[Source data]
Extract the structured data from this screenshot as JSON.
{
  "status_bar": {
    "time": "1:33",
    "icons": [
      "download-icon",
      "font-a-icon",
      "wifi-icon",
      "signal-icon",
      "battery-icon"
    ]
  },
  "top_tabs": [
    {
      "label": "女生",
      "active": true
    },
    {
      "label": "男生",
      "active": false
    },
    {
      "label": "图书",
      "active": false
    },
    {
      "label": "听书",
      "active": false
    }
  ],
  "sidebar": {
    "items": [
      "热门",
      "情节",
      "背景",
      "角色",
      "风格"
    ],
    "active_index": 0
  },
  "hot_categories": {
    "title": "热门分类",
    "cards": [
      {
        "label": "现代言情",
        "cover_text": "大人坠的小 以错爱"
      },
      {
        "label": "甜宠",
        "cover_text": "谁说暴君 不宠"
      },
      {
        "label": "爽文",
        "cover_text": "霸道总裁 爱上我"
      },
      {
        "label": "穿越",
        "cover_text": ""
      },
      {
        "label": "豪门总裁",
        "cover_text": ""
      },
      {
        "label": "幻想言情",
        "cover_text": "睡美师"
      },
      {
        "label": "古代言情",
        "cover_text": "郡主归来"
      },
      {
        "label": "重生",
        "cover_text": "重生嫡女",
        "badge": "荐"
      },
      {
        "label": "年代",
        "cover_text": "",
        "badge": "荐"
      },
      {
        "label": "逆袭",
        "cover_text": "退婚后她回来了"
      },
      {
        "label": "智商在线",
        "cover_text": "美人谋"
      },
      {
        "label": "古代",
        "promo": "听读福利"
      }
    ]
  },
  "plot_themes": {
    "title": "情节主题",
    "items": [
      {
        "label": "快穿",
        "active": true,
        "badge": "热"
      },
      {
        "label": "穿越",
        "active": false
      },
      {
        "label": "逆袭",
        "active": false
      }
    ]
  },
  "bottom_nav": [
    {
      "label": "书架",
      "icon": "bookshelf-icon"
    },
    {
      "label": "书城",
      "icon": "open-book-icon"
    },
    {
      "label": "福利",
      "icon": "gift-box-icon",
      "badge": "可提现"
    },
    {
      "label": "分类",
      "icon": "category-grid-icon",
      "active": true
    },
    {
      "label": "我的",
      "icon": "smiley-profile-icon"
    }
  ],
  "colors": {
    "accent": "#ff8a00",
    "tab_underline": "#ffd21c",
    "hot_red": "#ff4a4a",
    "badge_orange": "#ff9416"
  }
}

SET PROBLEM »
Print every record above exactly as written.

CORRECT RESULT »
Extract the structured data from this screenshot as JSON.
{
  "status_bar": {
    "time": "1:33",
    "icons": [
      "download-icon",
      "font-a-icon",
      "wifi-icon",
      "signal-icon",
      "battery-icon"
    ]
  },
  "top_tabs": [
    {
      "label": "女生",
      "active": true
    },
    {
      "label": "男生",
      "active": false
    },
    {
      "label": "图书",
      "active": false
    },
    {
      "label": "听书",
      "active": false
    }
  ],
  "sidebar": {
    "items": [
      "热门",
      "情节",
      "背景",
      "角色",
      "风格"
    ],
    "active_index": 0
  },
  "hot_categories": {
    "title": "热门分类",
    "cards": [
      {
        "label": "现代言情",
        "cover_text": "大人坠的小 以错爱"
      },
      {
        "label": "甜宠",
        "cover_text": "谁说暴君 不宠"
      },
      {
        "label": "爽文",
        "cover_text": "霸道总裁 爱上我"
      },
      {
        "label": "穿越",
        "cover_text": ""
      },
      {
        "label": "豪门总裁",
        "cover_text": ""
      },
      {
        "label": "幻想言情",
        "cover_text": "睡美师"
      },
      {
        "label": "古代言情",
        "cover_text": "郡主归来"
      },
      {
        "label": "重生",
        "cover_text": "重生嫡女",
        "badge": "荐"
      },
      {
        "label": "年代",
        "cover_text": "",
        "badge": "荐"
      },
      {
        "label": "逆袭",
        "cover_text": "退婚后她回来了"
      },
      {
        "label": "智商在线",
        "cover_text": "美人谋"
      },
      {
        "label": "古代",
        "promo": "听读福利"
      }
    ]
  },
  "plot_themes": {
    "title": "情节主题",
    "items": [
      {
        "label": "快穿",
        "active": true,
        "badge": "热"
      },
      {
        "label": "穿越",
        "active": false
      },
      {
        "label": "逆袭",
        "active": false
      }
    ]
  },
  "bottom_nav": [
    {
      "label": "书架",
      "icon": "bookshelf-icon"
    },
    {
      "label": "书城",
      "icon": "open-book-icon"
    },
    {
      "label": "福利",
      "icon": "gift-box-icon",
      "badge": "可提现"
    },
    {
      "label": "分类",
      "icon": "category-grid-icon",
      "active": true
    },
    {
      "label": "我的",
      "icon": "smiley-profile-icon"
    }
  ],
  "colors": {
    "accent": "#ff8a00",
    "tab_underline": "#ffd21c",
    "hot_red": "#ff4a4a",
    "badge_orange": "#ff9416"
  }
}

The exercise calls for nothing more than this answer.